Given exercise: Write out every entry word for word.

Items from a dataset:
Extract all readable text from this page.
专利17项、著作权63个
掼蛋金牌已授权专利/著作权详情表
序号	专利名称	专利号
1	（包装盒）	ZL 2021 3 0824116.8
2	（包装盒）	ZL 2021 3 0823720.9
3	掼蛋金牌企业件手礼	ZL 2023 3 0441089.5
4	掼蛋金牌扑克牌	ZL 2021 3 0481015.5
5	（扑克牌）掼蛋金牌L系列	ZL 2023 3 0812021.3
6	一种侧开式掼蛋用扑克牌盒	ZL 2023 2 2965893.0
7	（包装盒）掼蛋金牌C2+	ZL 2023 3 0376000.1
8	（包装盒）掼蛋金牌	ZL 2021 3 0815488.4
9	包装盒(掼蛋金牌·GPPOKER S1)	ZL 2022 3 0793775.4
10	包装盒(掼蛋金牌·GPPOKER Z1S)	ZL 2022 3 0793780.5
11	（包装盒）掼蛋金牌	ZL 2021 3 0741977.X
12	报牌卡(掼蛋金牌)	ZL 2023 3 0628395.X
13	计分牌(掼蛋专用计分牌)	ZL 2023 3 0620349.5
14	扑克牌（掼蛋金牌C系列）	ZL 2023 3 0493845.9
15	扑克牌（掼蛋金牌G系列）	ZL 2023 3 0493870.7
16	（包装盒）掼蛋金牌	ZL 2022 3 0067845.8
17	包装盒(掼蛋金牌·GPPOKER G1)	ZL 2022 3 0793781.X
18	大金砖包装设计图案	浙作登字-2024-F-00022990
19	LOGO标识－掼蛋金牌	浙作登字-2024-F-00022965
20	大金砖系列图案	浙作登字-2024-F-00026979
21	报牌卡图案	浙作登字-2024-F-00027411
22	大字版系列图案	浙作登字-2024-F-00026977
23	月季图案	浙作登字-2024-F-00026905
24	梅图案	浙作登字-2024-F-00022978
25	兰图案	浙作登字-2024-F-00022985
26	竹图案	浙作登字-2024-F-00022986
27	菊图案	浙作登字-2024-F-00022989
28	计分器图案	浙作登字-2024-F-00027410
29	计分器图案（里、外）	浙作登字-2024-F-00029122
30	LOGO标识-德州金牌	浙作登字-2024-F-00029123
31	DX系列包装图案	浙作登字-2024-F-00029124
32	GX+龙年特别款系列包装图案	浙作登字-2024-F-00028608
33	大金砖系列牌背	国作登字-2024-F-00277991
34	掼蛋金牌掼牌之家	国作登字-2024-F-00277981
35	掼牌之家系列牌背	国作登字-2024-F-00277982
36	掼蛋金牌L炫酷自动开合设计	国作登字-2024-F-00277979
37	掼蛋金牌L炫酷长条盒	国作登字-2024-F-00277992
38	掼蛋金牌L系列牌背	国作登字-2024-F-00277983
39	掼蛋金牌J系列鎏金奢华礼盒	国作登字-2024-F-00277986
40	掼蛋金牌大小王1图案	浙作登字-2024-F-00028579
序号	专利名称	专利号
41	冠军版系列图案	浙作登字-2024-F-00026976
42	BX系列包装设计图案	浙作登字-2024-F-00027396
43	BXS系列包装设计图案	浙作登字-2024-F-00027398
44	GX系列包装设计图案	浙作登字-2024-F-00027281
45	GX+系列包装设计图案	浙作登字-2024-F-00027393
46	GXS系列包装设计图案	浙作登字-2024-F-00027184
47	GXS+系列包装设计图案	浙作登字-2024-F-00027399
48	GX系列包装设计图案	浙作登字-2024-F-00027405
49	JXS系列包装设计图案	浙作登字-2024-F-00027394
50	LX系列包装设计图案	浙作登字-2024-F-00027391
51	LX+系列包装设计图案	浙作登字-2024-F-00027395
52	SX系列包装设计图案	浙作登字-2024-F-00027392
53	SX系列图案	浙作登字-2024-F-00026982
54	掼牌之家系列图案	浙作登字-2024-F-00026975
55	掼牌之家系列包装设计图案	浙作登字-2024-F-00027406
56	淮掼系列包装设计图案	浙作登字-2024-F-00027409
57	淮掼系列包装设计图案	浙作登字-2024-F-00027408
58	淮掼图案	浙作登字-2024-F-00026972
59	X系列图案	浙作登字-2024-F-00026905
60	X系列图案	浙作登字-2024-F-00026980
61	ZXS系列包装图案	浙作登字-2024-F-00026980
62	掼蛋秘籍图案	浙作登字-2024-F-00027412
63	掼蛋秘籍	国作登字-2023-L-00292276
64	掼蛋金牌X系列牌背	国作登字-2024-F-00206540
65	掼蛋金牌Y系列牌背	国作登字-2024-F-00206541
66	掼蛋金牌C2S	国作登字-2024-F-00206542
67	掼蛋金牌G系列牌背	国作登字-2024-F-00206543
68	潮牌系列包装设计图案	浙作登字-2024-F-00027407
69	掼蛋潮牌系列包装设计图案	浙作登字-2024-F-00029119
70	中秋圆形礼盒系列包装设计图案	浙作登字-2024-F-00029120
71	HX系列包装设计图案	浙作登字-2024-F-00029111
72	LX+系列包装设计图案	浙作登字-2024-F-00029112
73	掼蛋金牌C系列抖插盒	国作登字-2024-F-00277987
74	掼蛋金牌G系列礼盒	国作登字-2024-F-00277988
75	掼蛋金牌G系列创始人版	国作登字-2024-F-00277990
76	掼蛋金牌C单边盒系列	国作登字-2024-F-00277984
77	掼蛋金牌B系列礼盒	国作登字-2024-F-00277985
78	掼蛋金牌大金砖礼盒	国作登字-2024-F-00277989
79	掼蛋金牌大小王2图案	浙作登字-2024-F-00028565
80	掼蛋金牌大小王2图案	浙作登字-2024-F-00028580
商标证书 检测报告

The result:
Extract all readable text from this page.
专利17项、著作权63个
掼蛋金牌已授权专利/著作权详情表
序号	专利名称	专利号
1	（包装盒）	ZL 2021 3 0824116.8
2	（包装盒）	ZL 2021 3 0823720.9
3	掼蛋金牌企业件手礼	ZL 2023 3 0441089.5
4	掼蛋金牌扑克牌	ZL 2021 3 0481015.5
5	（扑克牌）掼蛋金牌L系列	ZL 2023 3 0812021.3
6	一种侧开式掼蛋用扑克牌盒	ZL 2023 2 2965893.0
7	（包装盒）掼蛋金牌C2+	ZL 2023 3 0376000.1
8	（包装盒）掼蛋金牌	ZL 2021 3 0815488.4
9	包装盒(掼蛋金牌·GPPOKER S1)	ZL 2022 3 0793775.4
10	包装盒(掼蛋金牌·GPPOKER Z1S)	ZL 2022 3 0793780.5
11	（包装盒）掼蛋金牌	ZL 2021 3 0741977.X
12	报牌卡(掼蛋金牌)	ZL 2023 3 0628395.X
13	计分牌(掼蛋专用计分牌)	ZL 2023 3 0620349.5
14	扑克牌（掼蛋金牌C系列）	ZL 2023 3 0493845.9
15	扑克牌（掼蛋金牌G系列）	ZL 2023 3 0493870.7
16	（包装盒）掼蛋金牌	ZL 2022 3 0067845.8
17	包装盒(掼蛋金牌·GPPOKER G1)	ZL 2022 3 0793781.X
18	大金砖包装设计图案	浙作登字-2024-F-00022990
19	LOGO标识－掼蛋金牌	浙作登字-2024-F-00022965
20	大金砖系列图案	浙作登字-2024-F-00026979
21	报牌卡图案	浙作登字-2024-F-00027411
22	大字版系列图案	浙作登字-2024-F-00026977
23	月季图案	浙作登字-2024-F-00026905
24	梅图案	浙作登字-2024-F-00022978
25	兰图案	浙作登字-2024-F-00022985
26	竹图案	浙作登字-2024-F-00022986
27	菊图案	浙作登字-2024-F-00022989
28	计分器图案	浙作登字-2024-F-00027410
29	计分器图案（里、外）	浙作登字-2024-F-00029122
30	LOGO标识-德州金牌	浙作登字-2024-F-00029123
31	DX系列包装图案	浙作登字-2024-F-00029124
32	GX+龙年特别款系列包装图案	浙作登字-2024-F-00028608
33	大金砖系列牌背	国作登字-2024-F-00277991
34	掼蛋金牌掼牌之家	国作登字-2024-F-00277981
35	掼牌之家系列牌背	国作登字-2024-F-00277982
36	掼蛋金牌L炫酷自动开合设计	国作登字-2024-F-00277979
37	掼蛋金牌L炫酷长条盒	国作登字-2024-F-00277992
38	掼蛋金牌L系列牌背	国作登字-2024-F-00277983
39	掼蛋金牌J系列鎏金奢华礼盒	国作登字-2024-F-00277986
40	掼蛋金牌大小王1图案	浙作登字-2024-F-00028579
序号	专利名称	专利号
41	冠军版系列图案	浙作登字-2024-F-00026976
42	BX系列包装设计图案	浙作登字-2024-F-00027396
43	BXS系列包装设计图案	浙作登字-2024-F-00027398
44	GX系列包装设计图案	浙作登字-2024-F-00027281
45	GX+系列包装设计图案	浙作登字-2024-F-00027393
46	GXS系列包装设计图案	浙作登字-2024-F-00027184
47	GXS+系列包装设计图案	浙作登字-2024-F-00027399
48	GX系列包装设计图案	浙作登字-2024-F-00027405
49	JXS系列包装设计图案	浙作登字-2024-F-00027394
50	LX系列包装设计图案	浙作登字-2024-F-00027391
51	LX+系列包装设计图案	浙作登字-2024-F-00027395
52	SX系列包装设计图案	浙作登字-2024-F-00027392
53	SX系列图案	浙作登字-2024-F-00026982
54	掼牌之家系列图案	浙作登字-2024-F-00026975
55	掼牌之家系列包装设计图案	浙作登字-2024-F-00027406
56	淮掼系列包装设计图案	浙作登字-2024-F-00027409
57	淮掼系列包装设计图案	浙作登字-2024-F-00027408
58	淮掼图案	浙作登字-2024-F-00026972
59	X系列图案	浙作登字-2024-F-00026905
60	X系列图案	浙作登字-2024-F-00026980
61	ZXS系列包装图案	浙作登字-2024-F-00026980
62	掼蛋秘籍图案	浙作登字-2024-F-00027412
63	掼蛋秘籍	国作登字-2023-L-00292276
64	掼蛋金牌X系列牌背	国作登字-2024-F-00206540
65	掼蛋金牌Y系列牌背	国作登字-2024-F-00206541
66	掼蛋金牌C2S	国作登字-2024-F-00206542
67	掼蛋金牌G系列牌背	国作登字-2024-F-00206543
68	潮牌系列包装设计图案	浙作登字-2024-F-00027407
69	掼蛋潮牌系列包装设计图案	浙作登字-2024-F-00029119
70	中秋圆形礼盒系列包装设计图案	浙作登字-2024-F-00029120
71	HX系列包装设计图案	浙作登字-2024-F-00029111
72	LX+系列包装设计图案	浙作登字-2024-F-00029112
73	掼蛋金牌C系列抖插盒	国作登字-2024-F-00277987
74	掼蛋金牌G系列礼盒	国作登字-2024-F-00277988
75	掼蛋金牌G系列创始人版	国作登字-2024-F-00277990
76	掼蛋金牌C单边盒系列	国作登字-2024-F-00277984
77	掼蛋金牌B系列礼盒	国作登字-2024-F-00277985
78	掼蛋金牌大金砖礼盒	国作登字-2024-F-00277989
79	掼蛋金牌大小王2图案	浙作登字-2024-F-00028565
80	掼蛋金牌大小王2图案	浙作登字-2024-F-00028580
商标证书 检测报告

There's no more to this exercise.